• Data entries
☆ ☆ ☆ ☆ ☆ ☆ ☆
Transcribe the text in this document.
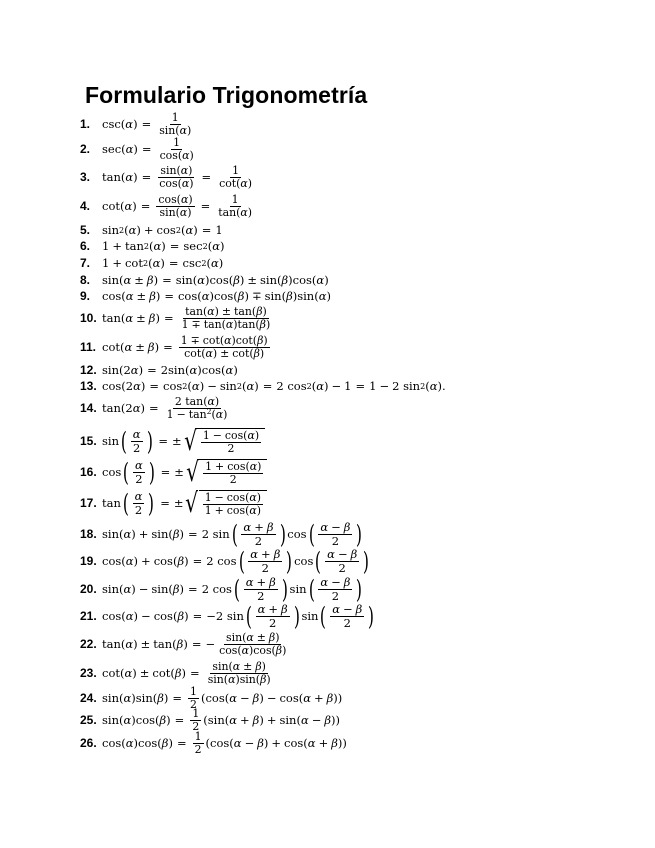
Formulario Trigonometría
1.	csc( α ) = $\frac{1}{\sin(\alpha)}$
2.	sec( α ) = $\frac{1}{\cos(\alpha)}$
3.	tan( α ) = $\frac{\sin(\alpha)}{\cos(\alpha)} = \frac{1}{\cot(\alpha)}$
4.	cot( α ) = $\frac{\cos(\alpha)}{\sin(\alpha)} = \frac{1}{\tan(\alpha)}$
5.	sin 2 ( α ) + cos 2 ( α ) = 1
6.	1 + tan 2 ( α ) = sec 2 ( α )
7.	1 + cot 2 ( α ) = csc 2 ( α )
8.	sin( α ± β ) = sin( α )cos( β ) ± sin( β )cos( α )
9.	cos( α ± β ) = cos( α )cos( β ) ∓ sin( β )sin( α )
10. tan( α ± β ) = $\frac{\tan(\alpha) \pm \tan(\beta)}{1 \mp \tan(\alpha)\tan(\beta)}$
11. cot( α ± β ) = $\frac{1 \mp \cot(\alpha)\cot(\beta)}{\cot(\alpha) \pm \cot(\beta)}$
12. sin(2 α ) = 2sin( α )cos( α )
13. cos(2 α ) = cos 2 ( α ) − sin 2 ( α ) = 2 cos 2 ( α ) − 1 = 1 − 2 sin 2 ( α ).
14. tan(2 α ) = $\frac{2 \tan(\alpha)}{1 - \tan^2(\alpha)}$
15. sin ( $\frac{\alpha}{2}$ ) = ± √ $\frac{1 - \cos(\alpha)}{2}$
16. cos ( $\frac{\alpha}{2}$ ) = ± √ $\frac{1 + \cos(\alpha)}{2}$
17. tan ( $\frac{\alpha}{2}$ ) = ± √ $\frac{1 - \cos(\alpha)}{1 + \cos(\alpha)}$
18. sin( α ) + sin( β ) = 2 sin ( $\frac{\alpha + \beta}{2}$ ) cos ( $\frac{\alpha - \beta}{2}$ )
19. cos( α ) + cos( β ) = 2 cos ( $\frac{\alpha + \beta}{2}$ ) cos ( $\frac{\alpha - \beta}{2}$ )
20. sin( α ) − sin( β ) = 2 cos ( $\frac{\alpha + \beta}{2}$ ) sin ( $\frac{\alpha - \beta}{2}$ )
21. cos( α ) − cos( β ) = −2 sin ( $\frac{\alpha + \beta}{2}$ ) sin ( $\frac{\alpha - \beta}{2}$ )
22. tan( α ) ± tan( β ) = − $\frac{\sin(\alpha \pm \beta)}{\cos(\alpha)\cos(\beta)}$
23. cot( α ) ± cot( β ) = $\frac{\sin(\alpha \pm \beta)}{\sin(\alpha)\sin(\beta)}$
24. sin( α )sin( β ) = $\frac{1}{2} (\cos$( α − β ) − cos( α + β ))
25. sin( α )cos( β ) = $\frac{1}{2} (\sin$( α + β ) + sin( α − β ))
26. cos( α )cos( β ) = $\frac{1}{2} (\cos$( α − β ) + cos( α + β ))
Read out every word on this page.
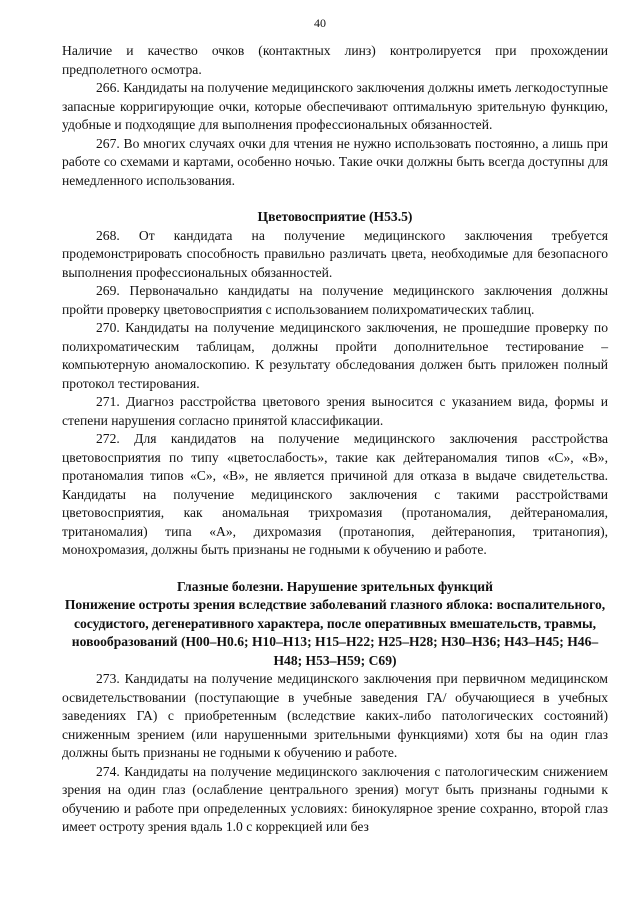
40

Наличие и качество очков (контактных линз) контролируется при прохождении предполетного осмотра.

266. Кандидаты на получение медицинского заключения должны иметь легкодоступные запасные корригирующие очки, которые обеспечивают оптимальную зрительную функцию, удобные и подходящие для выполнения профессиональных обязанностей.

267. Во многих случаях очки для чтения не нужно использовать постоянно, а лишь при работе со схемами и картами, особенно ночью. Такие очки должны быть всегда доступны для немедленного использования.

Цветовосприятие (H53.5)

268. От кандидата на получение медицинского заключения требуется продемонстрировать способность правильно различать цвета, необходимые для безопасного выполнения профессиональных обязанностей.

269. Первоначально кандидаты на получение медицинского заключения должны пройти проверку цветовосприятия с использованием полихроматических таблиц.

270. Кандидаты на получение медицинского заключения, не прошедшие проверку по полихроматическим таблицам, должны пройти дополнительное тестирование – компьютерную аномалоскопию. К результату обследования должен быть приложен полный протокол тестирования.

271. Диагноз расстройства цветового зрения выносится с указанием вида, формы и степени нарушения согласно принятой классификации.

272. Для кандидатов на получение медицинского заключения расстройства цветовосприятия по типу «цветослабость», такие как дейтераномалия типов «С», «В», протаномалия типов «С», «В», не является причиной для отказа в выдаче свидетельства. Кандидаты на получение медицинского заключения с такими расстройствами цветовосприятия, как аномальная трихромазия (протаномалия, дейтераномалия, тританомалия) типа «А», дихромазия (протанопия, дейтеранопия, тританопия), монохромазия, должны быть признаны не годными к обучению и работе.

Глазные болезни. Нарушение зрительных функций

Понижение остроты зрения вследствие заболеваний глазного яблока: воспалительного, сосудистого, дегенеративного характера, после оперативных вмешательств, травмы, новообразований (H00–H0.6; H10–H13; H15–H22; H25–H28; H30–H36; H43–H45; H46–H48; H53–H59; C69)

273. Кандидаты на получение медицинского заключения при первичном медицинском освидетельствовании (поступающие в учебные заведения ГА/ обучающиеся в учебных заведениях ГА) с приобретенным (вследствие каких-либо патологических состояний) сниженным зрением (или нарушенными зрительными функциями) хотя бы на один глаз должны быть признаны не годными к обучению и работе.

274. Кандидаты на получение медицинского заключения с патологическим снижением зрения на один глаз (ослабление центрального зрения) могут быть признаны годными к обучению и работе при определенных условиях: бинокулярное зрение сохранно, второй глаз имеет остроту зрения вдаль 1.0 с коррекцией или без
☆ ☆ ☆ ☆ ☆ ☆ ☆
• SET TASK
From the listing, copy every line where the string "очки" appears.

• RESPONSE
266. Кандидаты на получение медицинского заключения должны иметь легкодоступные запасные корригирующие очки, которые обеспечивают оптимальную зрительную функцию, удобные и подходящие для выполнения профессиональных обязанностей.
267. Во многих случаях очки для чтения не нужно использовать постоянно, а лишь при работе со схемами и картами, особенно ночью. Такие очки должны быть всегда доступны для немедленного использования.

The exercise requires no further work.